:: Given exercise ::
From the entries below, extract every line that includes the word "this".

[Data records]
□ □ □ □

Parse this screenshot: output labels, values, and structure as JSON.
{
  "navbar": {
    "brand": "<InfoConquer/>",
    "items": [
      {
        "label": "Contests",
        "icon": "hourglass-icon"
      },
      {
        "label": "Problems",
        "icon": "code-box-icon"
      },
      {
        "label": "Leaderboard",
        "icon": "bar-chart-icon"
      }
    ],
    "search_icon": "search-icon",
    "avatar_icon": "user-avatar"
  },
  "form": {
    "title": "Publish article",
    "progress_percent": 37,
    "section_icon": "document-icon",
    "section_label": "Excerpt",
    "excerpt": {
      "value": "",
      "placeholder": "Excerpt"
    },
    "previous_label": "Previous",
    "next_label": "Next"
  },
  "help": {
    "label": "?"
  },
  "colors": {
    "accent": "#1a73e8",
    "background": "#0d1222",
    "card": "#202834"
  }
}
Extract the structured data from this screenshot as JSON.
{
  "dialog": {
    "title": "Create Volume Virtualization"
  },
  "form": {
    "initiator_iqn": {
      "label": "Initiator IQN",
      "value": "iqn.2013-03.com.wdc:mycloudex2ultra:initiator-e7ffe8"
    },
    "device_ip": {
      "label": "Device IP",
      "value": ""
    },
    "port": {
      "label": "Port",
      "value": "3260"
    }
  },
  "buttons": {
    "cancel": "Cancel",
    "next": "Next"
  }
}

□ □ □ □

:: Problem solution ::
Parse this screenshot: output labels, values, and structure as JSON.
Extract the structured data from this screenshot as JSON.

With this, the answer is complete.